**Task directions**
Give an exact transcription of every line, dropping the images.

-- begin Entries --

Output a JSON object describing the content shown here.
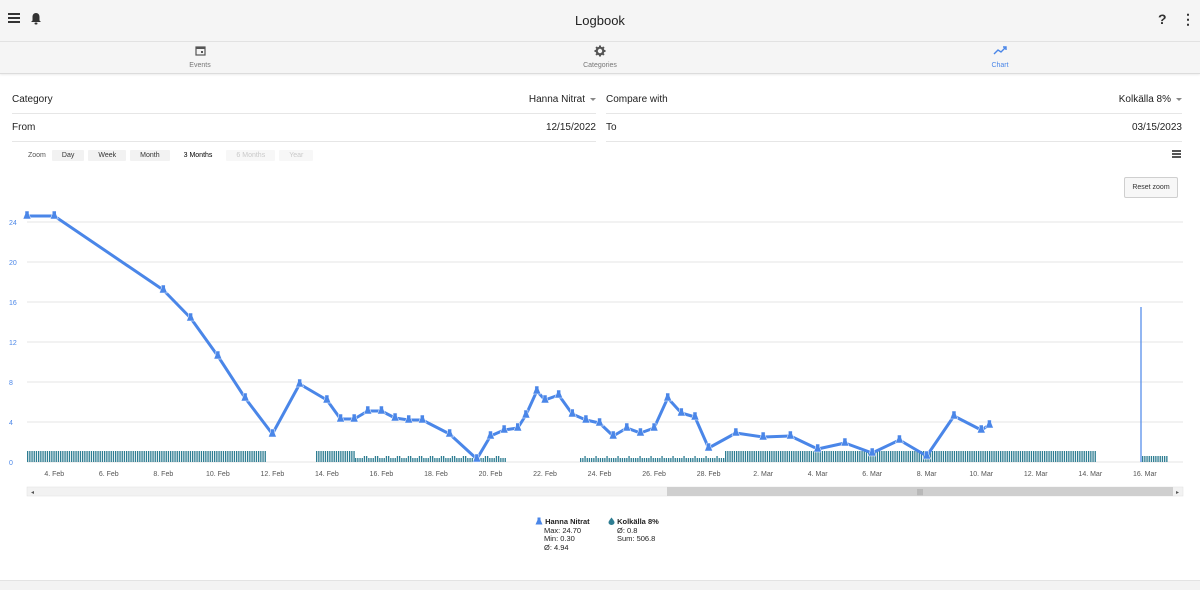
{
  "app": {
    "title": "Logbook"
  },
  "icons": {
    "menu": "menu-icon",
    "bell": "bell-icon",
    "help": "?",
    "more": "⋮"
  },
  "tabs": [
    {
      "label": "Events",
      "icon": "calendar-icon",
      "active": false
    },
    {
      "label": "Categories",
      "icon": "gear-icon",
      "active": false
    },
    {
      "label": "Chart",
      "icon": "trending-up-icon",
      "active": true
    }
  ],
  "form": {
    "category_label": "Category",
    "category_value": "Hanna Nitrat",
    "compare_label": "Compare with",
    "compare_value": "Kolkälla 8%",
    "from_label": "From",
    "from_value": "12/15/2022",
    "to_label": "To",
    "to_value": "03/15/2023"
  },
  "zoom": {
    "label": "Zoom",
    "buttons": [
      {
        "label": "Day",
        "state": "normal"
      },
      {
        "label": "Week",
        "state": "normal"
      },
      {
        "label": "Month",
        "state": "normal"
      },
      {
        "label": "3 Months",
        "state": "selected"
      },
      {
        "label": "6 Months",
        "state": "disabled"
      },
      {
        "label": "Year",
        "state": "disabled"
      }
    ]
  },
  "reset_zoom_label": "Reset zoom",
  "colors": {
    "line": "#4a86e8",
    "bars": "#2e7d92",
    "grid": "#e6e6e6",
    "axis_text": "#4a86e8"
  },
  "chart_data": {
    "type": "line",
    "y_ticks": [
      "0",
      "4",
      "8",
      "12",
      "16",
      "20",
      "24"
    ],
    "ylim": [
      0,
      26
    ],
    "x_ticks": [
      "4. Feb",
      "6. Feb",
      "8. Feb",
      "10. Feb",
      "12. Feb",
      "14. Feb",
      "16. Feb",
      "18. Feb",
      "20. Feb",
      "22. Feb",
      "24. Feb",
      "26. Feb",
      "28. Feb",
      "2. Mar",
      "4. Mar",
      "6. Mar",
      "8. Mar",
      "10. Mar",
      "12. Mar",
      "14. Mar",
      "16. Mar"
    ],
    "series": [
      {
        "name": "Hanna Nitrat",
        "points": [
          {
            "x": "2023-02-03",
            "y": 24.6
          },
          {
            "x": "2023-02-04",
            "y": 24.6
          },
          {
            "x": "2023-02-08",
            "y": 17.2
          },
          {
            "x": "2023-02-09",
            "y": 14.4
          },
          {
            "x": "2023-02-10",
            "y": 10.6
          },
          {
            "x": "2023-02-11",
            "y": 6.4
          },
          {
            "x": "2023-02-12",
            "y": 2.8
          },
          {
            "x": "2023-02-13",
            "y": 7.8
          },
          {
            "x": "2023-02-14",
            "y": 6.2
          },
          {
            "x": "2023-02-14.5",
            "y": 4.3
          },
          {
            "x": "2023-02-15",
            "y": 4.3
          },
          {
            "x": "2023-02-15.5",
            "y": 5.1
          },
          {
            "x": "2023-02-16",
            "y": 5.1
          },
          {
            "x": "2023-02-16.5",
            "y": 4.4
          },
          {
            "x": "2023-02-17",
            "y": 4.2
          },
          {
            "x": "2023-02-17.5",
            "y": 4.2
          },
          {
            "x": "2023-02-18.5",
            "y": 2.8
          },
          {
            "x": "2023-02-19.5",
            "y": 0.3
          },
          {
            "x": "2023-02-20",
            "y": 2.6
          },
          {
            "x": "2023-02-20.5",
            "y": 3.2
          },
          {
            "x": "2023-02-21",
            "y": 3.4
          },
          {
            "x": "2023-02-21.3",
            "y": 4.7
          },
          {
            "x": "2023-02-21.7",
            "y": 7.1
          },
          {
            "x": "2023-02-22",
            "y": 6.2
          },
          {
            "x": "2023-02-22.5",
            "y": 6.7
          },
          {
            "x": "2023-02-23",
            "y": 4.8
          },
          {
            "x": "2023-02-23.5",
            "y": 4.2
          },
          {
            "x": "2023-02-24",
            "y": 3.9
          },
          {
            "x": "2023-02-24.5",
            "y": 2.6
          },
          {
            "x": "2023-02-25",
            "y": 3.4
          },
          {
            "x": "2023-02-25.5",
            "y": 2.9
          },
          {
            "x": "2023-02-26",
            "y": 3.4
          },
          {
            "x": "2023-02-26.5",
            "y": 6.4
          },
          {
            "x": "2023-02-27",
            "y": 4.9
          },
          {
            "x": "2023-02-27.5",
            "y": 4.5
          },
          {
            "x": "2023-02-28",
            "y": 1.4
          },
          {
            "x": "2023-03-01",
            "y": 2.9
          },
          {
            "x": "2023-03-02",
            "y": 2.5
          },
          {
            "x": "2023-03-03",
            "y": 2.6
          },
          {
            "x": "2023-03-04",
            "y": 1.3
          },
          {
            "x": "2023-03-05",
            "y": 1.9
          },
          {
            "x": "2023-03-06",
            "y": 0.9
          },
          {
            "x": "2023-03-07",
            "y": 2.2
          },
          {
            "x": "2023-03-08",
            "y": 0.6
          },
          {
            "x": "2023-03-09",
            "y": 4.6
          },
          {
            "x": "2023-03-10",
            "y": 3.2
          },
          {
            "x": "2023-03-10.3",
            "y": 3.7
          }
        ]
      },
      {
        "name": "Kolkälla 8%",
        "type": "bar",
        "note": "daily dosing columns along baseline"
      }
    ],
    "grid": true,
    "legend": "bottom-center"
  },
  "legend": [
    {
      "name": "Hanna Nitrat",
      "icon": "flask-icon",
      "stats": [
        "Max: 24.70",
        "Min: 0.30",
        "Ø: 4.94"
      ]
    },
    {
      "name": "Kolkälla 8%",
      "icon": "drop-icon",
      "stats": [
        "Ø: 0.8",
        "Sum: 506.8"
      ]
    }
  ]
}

-- end Entries --

**Expected answer**
Output a JSON object describing the content shown here.
{
  "app": {
    "title": "Logbook"
  },
  "icons": {
    "menu": "menu-icon",
    "bell": "bell-icon",
    "help": "?",
    "more": "⋮"
  },
  "tabs": [
    {
      "label": "Events",
      "icon": "calendar-icon",
      "active": false
    },
    {
      "label": "Categories",
      "icon": "gear-icon",
      "active": false
    },
    {
      "label": "Chart",
      "icon": "trending-up-icon",
      "active": true
    }
  ],
  "form": {
    "category_label": "Category",
    "category_value": "Hanna Nitrat",
    "compare_label": "Compare with",
    "compare_value": "Kolkälla 8%",
    "from_label": "From",
    "from_value": "12/15/2022",
    "to_label": "To",
    "to_value": "03/15/2023"
  },
  "zoom": {
    "label": "Zoom",
    "buttons": [
      {
        "label": "Day",
        "state": "normal"
      },
      {
        "label": "Week",
        "state": "normal"
      },
      {
        "label": "Month",
        "state": "normal"
      },
      {
        "label": "3 Months",
        "state": "selected"
      },
      {
        "label": "6 Months",
        "state": "disabled"
      },
      {
        "label": "Year",
        "state": "disabled"
      }
    ]
  },
  "reset_zoom_label": "Reset zoom",
  "colors": {
    "line": "#4a86e8",
    "bars": "#2e7d92",
    "grid": "#e6e6e6",
    "axis_text": "#4a86e8"
  },
  "chart_data": {
    "type": "line",
    "y_ticks": [
      "0",
      "4",
      "8",
      "12",
      "16",
      "20",
      "24"
    ],
    "ylim": [
      0,
      26
    ],
    "x_ticks": [
      "4. Feb",
      "6. Feb",
      "8. Feb",
      "10. Feb",
      "12. Feb",
      "14. Feb",
      "16. Feb",
      "18. Feb",
      "20. Feb",
      "22. Feb",
      "24. Feb",
      "26. Feb",
      "28. Feb",
      "2. Mar",
      "4. Mar",
      "6. Mar",
      "8. Mar",
      "10. Mar",
      "12. Mar",
      "14. Mar",
      "16. Mar"
    ],
    "series": [
      {
        "name": "Hanna Nitrat",
        "points": [
          {
            "x": "2023-02-03",
            "y": 24.6
          },
          {
            "x": "2023-02-04",
            "y": 24.6
          },
          {
            "x": "2023-02-08",
            "y": 17.2
          },
          {
            "x": "2023-02-09",
            "y": 14.4
          },
          {
            "x": "2023-02-10",
            "y": 10.6
          },
          {
            "x": "2023-02-11",
            "y": 6.4
          },
          {
            "x": "2023-02-12",
            "y": 2.8
          },
          {
            "x": "2023-02-13",
            "y": 7.8
          },
          {
            "x": "2023-02-14",
            "y": 6.2
          },
          {
            "x": "2023-02-14.5",
            "y": 4.3
          },
          {
            "x": "2023-02-15",
            "y": 4.3
          },
          {
            "x": "2023-02-15.5",
            "y": 5.1
          },
          {
            "x": "2023-02-16",
            "y": 5.1
          },
          {
            "x": "2023-02-16.5",
            "y": 4.4
          },
          {
            "x": "2023-02-17",
            "y": 4.2
          },
          {
            "x": "2023-02-17.5",
            "y": 4.2
          },
          {
            "x": "2023-02-18.5",
            "y": 2.8
          },
          {
            "x": "2023-02-19.5",
            "y": 0.3
          },
          {
            "x": "2023-02-20",
            "y": 2.6
          },
          {
            "x": "2023-02-20.5",
            "y": 3.2
          },
          {
            "x": "2023-02-21",
            "y": 3.4
          },
          {
            "x": "2023-02-21.3",
            "y": 4.7
          },
          {
            "x": "2023-02-21.7",
            "y": 7.1
          },
          {
            "x": "2023-02-22",
            "y": 6.2
          },
          {
            "x": "2023-02-22.5",
            "y": 6.7
          },
          {
            "x": "2023-02-23",
            "y": 4.8
          },
          {
            "x": "2023-02-23.5",
            "y": 4.2
          },
          {
            "x": "2023-02-24",
            "y": 3.9
          },
          {
            "x": "2023-02-24.5",
            "y": 2.6
          },
          {
            "x": "2023-02-25",
            "y": 3.4
          },
          {
            "x": "2023-02-25.5",
            "y": 2.9
          },
          {
            "x": "2023-02-26",
            "y": 3.4
          },
          {
            "x": "2023-02-26.5",
            "y": 6.4
          },
          {
            "x": "2023-02-27",
            "y": 4.9
          },
          {
            "x": "2023-02-27.5",
            "y": 4.5
          },
          {
            "x": "2023-02-28",
            "y": 1.4
          },
          {
            "x": "2023-03-01",
            "y": 2.9
          },
          {
            "x": "2023-03-02",
            "y": 2.5
          },
          {
            "x": "2023-03-03",
            "y": 2.6
          },
          {
            "x": "2023-03-04",
            "y": 1.3
          },
          {
            "x": "2023-03-05",
            "y": 1.9
          },
          {
            "x": "2023-03-06",
            "y": 0.9
          },
          {
            "x": "2023-03-07",
            "y": 2.2
          },
          {
            "x": "2023-03-08",
            "y": 0.6
          },
          {
            "x": "2023-03-09",
            "y": 4.6
          },
          {
            "x": "2023-03-10",
            "y": 3.2
          },
          {
            "x": "2023-03-10.3",
            "y": 3.7
          }
        ]
      },
      {
        "name": "Kolkälla 8%",
        "type": "bar",
        "note": "daily dosing columns along baseline"
      }
    ],
    "grid": true,
    "legend": "bottom-center"
  },
  "legend": [
    {
      "name": "Hanna Nitrat",
      "icon": "flask-icon",
      "stats": [
        "Max: 24.70",
        "Min: 0.30",
        "Ø: 4.94"
      ]
    },
    {
      "name": "Kolkälla 8%",
      "icon": "drop-icon",
      "stats": [
        "Ø: 0.8",
        "Sum: 506.8"
      ]
    }
  ]
}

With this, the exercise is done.